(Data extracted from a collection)
____
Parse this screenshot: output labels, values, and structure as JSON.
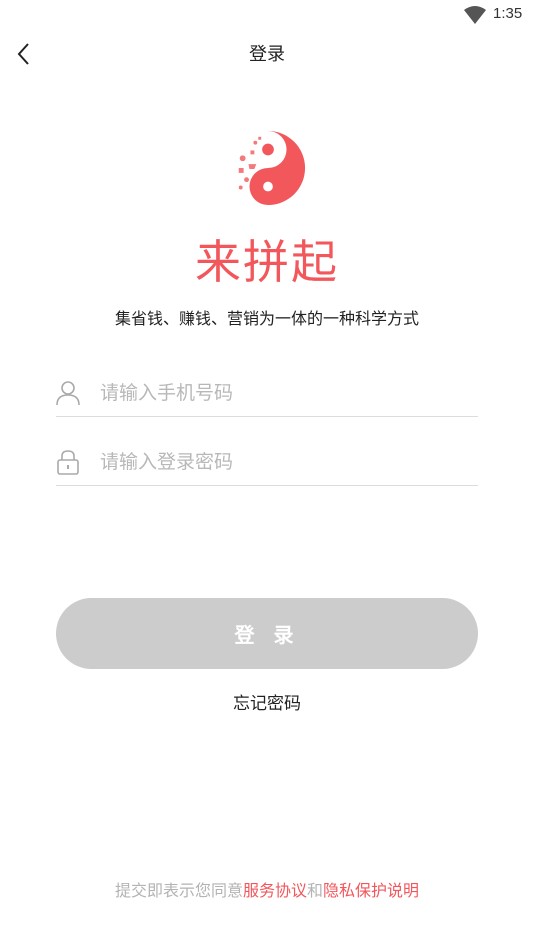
{
  "status_bar": {
    "time": "1:35"
  },
  "header": {
    "title": "登录"
  },
  "brand": {
    "name": "来拼起",
    "slogan": "集省钱、赚钱、营销为一体的一种科学方式"
  },
  "form": {
    "phone_placeholder": "请输入手机号码",
    "password_placeholder": "请输入登录密码",
    "login_label": "登 录",
    "forgot_label": "忘记密码"
  },
  "agreement": {
    "prefix": "提交即表示您同意",
    "service_link": "服务协议",
    "conjunction": "和",
    "privacy_link": "隐私保护说明"
  },
  "colors": {
    "accent": "#f2575c",
    "button_disabled": "#cccccc",
    "placeholder": "#b8b8b8"
  }
}
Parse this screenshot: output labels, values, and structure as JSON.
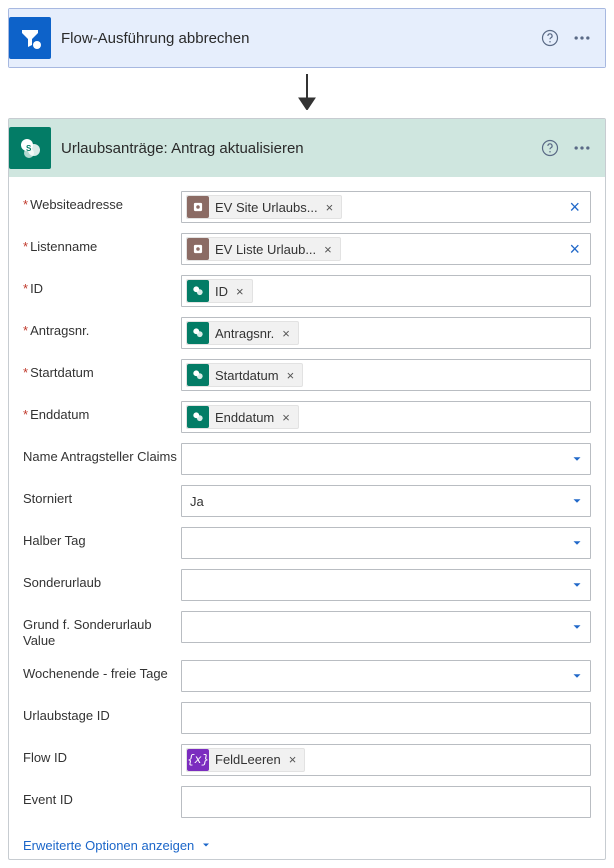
____
— Problem description —
Copy out each line word for word, please, skipping the images.

— Written response —
Parse this screenshot: output labels, values, and structure as JSON.
{
  "status_bar": {
    "time": "1:35"
  },
  "header": {
    "title": "登录"
  },
  "brand": {
    "name": "来拼起",
    "slogan": "集省钱、赚钱、营销为一体的一种科学方式"
  },
  "form": {
    "phone_placeholder": "请输入手机号码",
    "password_placeholder": "请输入登录密码",
    "login_label": "登 录",
    "forgot_label": "忘记密码"
  },
  "agreement": {
    "prefix": "提交即表示您同意",
    "service_link": "服务协议",
    "conjunction": "和",
    "privacy_link": "隐私保护说明"
  },
  "colors": {
    "accent": "#f2575c",
    "button_disabled": "#cccccc",
    "placeholder": "#b8b8b8"
  }
}
Parse this screenshot: output labels, values, and structure as JSON.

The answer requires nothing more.